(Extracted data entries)

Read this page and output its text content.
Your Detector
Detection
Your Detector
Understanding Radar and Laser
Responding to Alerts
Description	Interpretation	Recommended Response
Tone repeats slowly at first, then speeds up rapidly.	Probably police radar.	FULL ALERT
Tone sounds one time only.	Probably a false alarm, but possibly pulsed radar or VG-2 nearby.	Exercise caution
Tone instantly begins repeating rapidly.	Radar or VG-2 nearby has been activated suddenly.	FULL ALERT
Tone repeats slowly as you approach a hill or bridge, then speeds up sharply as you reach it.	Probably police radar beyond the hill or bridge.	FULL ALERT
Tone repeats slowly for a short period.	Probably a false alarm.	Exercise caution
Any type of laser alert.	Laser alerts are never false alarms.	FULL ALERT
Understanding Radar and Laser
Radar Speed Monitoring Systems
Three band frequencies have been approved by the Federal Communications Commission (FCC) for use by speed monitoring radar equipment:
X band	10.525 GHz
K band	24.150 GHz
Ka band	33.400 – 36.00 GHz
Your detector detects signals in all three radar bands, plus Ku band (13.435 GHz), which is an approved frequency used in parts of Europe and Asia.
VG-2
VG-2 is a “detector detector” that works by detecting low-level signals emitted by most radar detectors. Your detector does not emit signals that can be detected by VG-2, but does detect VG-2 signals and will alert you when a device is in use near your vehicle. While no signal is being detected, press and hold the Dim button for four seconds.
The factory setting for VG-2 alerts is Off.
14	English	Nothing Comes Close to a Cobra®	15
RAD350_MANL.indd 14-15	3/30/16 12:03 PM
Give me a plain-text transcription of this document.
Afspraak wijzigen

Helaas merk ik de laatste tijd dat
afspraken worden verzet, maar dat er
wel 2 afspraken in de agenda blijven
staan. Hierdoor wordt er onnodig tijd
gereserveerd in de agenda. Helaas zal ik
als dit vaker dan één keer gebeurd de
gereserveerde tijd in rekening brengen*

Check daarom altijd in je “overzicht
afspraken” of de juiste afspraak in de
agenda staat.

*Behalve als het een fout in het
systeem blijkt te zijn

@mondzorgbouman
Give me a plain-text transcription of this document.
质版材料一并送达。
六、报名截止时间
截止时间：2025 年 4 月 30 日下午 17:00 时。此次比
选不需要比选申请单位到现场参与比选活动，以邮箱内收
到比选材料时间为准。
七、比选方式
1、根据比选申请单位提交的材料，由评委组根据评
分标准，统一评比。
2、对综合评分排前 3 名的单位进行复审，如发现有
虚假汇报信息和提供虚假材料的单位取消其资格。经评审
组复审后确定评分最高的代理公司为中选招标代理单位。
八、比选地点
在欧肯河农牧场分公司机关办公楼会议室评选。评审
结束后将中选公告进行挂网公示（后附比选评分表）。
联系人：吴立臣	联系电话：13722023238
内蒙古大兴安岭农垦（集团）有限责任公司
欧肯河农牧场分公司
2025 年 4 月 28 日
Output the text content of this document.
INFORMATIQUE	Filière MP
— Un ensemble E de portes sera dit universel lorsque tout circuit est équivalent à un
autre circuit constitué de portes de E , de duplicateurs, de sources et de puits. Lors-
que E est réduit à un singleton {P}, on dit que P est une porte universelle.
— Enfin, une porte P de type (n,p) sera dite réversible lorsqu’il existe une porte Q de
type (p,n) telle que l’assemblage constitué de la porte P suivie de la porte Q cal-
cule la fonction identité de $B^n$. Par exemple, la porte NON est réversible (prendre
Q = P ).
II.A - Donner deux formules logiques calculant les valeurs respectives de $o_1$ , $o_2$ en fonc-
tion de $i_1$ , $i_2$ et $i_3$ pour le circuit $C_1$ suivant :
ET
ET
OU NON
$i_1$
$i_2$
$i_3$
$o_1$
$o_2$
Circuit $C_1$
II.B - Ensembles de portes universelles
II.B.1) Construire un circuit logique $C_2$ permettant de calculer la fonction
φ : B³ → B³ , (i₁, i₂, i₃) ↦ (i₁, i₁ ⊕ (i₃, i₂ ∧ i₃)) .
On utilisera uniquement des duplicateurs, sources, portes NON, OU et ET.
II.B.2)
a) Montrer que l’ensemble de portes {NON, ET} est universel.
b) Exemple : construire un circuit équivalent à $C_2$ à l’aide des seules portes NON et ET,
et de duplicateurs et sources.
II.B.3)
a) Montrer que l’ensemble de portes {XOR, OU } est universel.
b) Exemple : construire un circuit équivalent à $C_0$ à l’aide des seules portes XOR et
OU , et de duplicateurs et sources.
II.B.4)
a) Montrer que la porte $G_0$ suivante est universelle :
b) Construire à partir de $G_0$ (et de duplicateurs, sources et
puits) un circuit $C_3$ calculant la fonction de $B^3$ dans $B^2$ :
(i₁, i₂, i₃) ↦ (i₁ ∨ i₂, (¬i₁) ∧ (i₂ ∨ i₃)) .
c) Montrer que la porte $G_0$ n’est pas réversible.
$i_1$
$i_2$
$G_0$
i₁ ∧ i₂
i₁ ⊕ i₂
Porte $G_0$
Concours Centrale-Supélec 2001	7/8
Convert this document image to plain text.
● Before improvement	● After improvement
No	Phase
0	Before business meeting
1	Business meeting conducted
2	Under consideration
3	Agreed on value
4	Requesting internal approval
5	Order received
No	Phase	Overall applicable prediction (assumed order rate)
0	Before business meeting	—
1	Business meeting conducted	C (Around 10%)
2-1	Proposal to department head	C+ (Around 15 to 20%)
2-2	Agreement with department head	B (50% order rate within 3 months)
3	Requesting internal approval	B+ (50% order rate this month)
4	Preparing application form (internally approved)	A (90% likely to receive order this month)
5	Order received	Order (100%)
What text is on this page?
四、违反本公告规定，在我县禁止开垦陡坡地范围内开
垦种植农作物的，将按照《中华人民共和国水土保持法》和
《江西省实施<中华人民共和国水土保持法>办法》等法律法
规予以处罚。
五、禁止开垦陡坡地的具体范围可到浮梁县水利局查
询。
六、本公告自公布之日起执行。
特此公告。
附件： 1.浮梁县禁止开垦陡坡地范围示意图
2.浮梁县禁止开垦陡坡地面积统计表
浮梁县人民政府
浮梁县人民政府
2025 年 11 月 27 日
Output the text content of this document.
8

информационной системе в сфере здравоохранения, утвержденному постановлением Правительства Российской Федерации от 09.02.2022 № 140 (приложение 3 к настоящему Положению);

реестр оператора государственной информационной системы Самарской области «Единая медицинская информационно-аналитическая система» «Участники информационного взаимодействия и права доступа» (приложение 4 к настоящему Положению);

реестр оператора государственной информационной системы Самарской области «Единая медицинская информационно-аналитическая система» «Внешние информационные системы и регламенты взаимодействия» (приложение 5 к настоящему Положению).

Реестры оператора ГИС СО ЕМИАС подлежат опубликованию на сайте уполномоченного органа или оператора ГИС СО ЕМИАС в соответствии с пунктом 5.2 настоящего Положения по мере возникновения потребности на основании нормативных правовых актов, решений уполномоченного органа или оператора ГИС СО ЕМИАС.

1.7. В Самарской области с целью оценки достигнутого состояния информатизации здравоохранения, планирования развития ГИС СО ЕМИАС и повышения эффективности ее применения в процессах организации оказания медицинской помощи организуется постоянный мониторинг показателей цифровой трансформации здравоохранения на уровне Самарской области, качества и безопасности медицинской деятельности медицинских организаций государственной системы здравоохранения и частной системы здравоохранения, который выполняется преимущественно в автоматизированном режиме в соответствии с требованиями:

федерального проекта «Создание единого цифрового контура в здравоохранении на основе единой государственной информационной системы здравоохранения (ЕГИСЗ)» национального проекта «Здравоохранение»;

→ Written request
Locate the word "police" in the records and collect each line it appears in.

→ Written response
Tone repeats slowly at first, then speeds up rapidly.	Probably police radar.	FULL ALERT
Tone repeats slowly as you approach a hill or bridge, then speeds up sharply as you reach it.	Probably police radar beyond the hill or bridge.	FULL ALERT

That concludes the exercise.